▶ _What to produce_
Pick out every line with the word "生产通知单" and copy it.

▶ _Data shown_
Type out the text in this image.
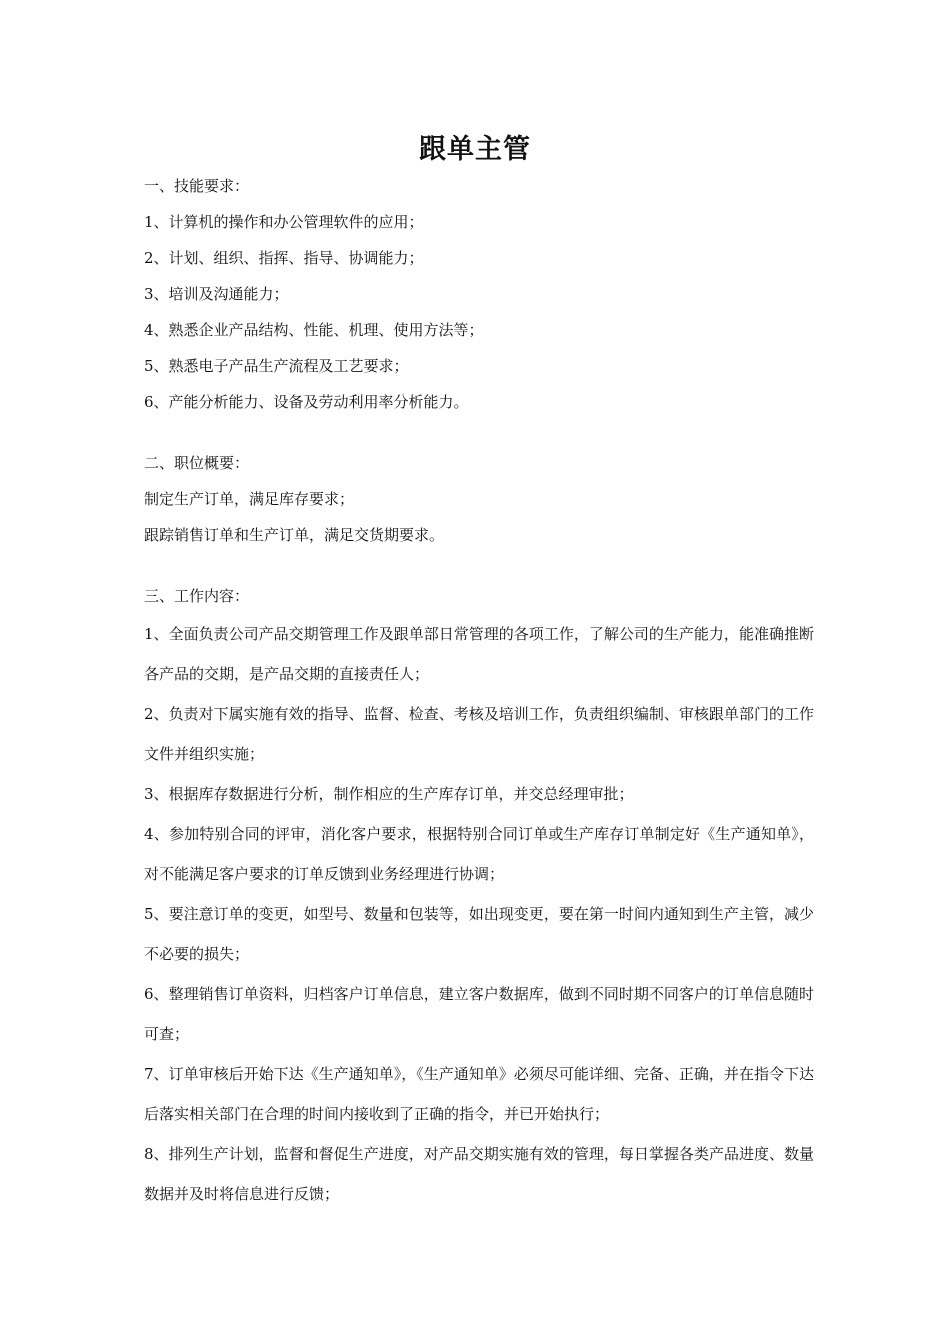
跟单主管
一、技能要求：
1、计算机的操作和办公管理软件的应用；
2、计划、组织、指挥、指导、协调能力；
3、培训及沟通能力；
4、熟悉企业产品结构、性能、机理、使用方法等；
5、熟悉电子产品生产流程及工艺要求；
6、产能分析能力、设备及劳动利用率分析能力。
二、职位概要：
制定生产订单，满足库存要求；
跟踪销售订单和生产订单，满足交货期要求。
三、工作内容：
1、全面负责公司产品交期管理工作及跟单部日常管理的各项工作，了解公司的生产能力，能准确推断各产品的交期，是产品交期的直接责任人；
2、负责对下属实施有效的指导、监督、检查、考核及培训工作，负责组织编制、审核跟单部门的工作文件并组织实施；
3、根据库存数据进行分析，制作相应的生产库存订单，并交总经理审批；
4、参加特别合同的评审，消化客户要求，根据特别合同订单或生产库存订单制定好《生产通知单》，对不能满足客户要求的订单反馈到业务经理进行协调；
5、要注意订单的变更，如型号、数量和包装等，如出现变更，要在第一时间内通知到生产主管，减少不必要的损失；
6、整理销售订单资料，归档客户订单信息，建立客户数据库，做到不同时期不同客户的订单信息随时可查；
7、订单审核后开始下达《生产通知单》，《生产通知单》必须尽可能详细、完备、正确，并在指令下达后落实相关部门在合理的时间内接收到了正确的指令，并已开始执行；
8、排列生产计划，监督和督促生产进度，对产品交期实施有效的管理，每日掌握各类产品进度、数量数据并及时将信息进行反馈；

▶ _Output for this task_
4、参加特别合同的评审，消化客户要求，根据特别合同订单或生产库存订单制定好《生产通知单》，对不能满足客户要求的订单反馈到业务经理进行协调；
7、订单审核后开始下达《生产通知单》，《生产通知单》必须尽可能详细、完备、正确，并在指令下达后落实相关部门在合理的时间内接收到了正确的指令，并已开始执行；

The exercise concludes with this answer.